What is asked —
Locate each line of the material that contains "Spanish", then return it.

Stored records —

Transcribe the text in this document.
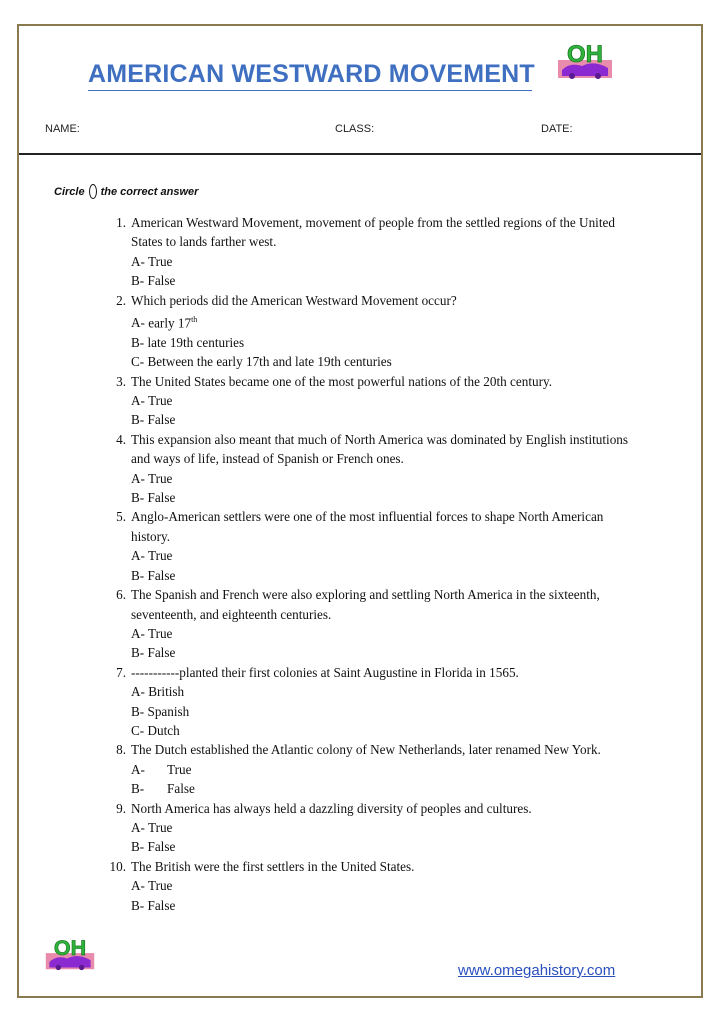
AMERICAN WESTWARD MOVEMENT
OH
NAME:	CLASS:	DATE:
Circle the correct answer
1. American Westward Movement, movement of people from the settled regions of the United States to lands farther west.
A- True
B- False
2. Which periods did the American Westward Movement occur?
A- early 17th
B- late 19th centuries
C- Between the early 17th and late 19th centuries
3. The United States became one of the most powerful nations of the 20th century.
A- True
B- False
4. This expansion also meant that much of North America was dominated by English institutions and ways of life, instead of Spanish or French ones.
A- True
B- False
5. Anglo-American settlers were one of the most influential forces to shape North American history.
A- True
B- False
6. The Spanish and French were also exploring and settling North America in the sixteenth, seventeenth, and eighteenth centuries.
A- True
B- False
7. -----------planted their first colonies at Saint Augustine in Florida in 1565.
A- British
B- Spanish
C- Dutch
8. The Dutch established the Atlantic colony of New Netherlands, later renamed New York.
A- True
B- False
9. North America has always held a dazzling diversity of peoples and cultures.
A- True
B- False
10. The British were the first settlers in the United States.
A- True
B- False
OH
www.omegahistory.com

Response to the task —
4. This expansion also meant that much of North America was dominated by English institutions and ways of life, instead of Spanish or French ones.
6. The Spanish and French were also exploring and settling North America in the sixteenth, seventeenth, and eighteenth centuries.
B- Spanish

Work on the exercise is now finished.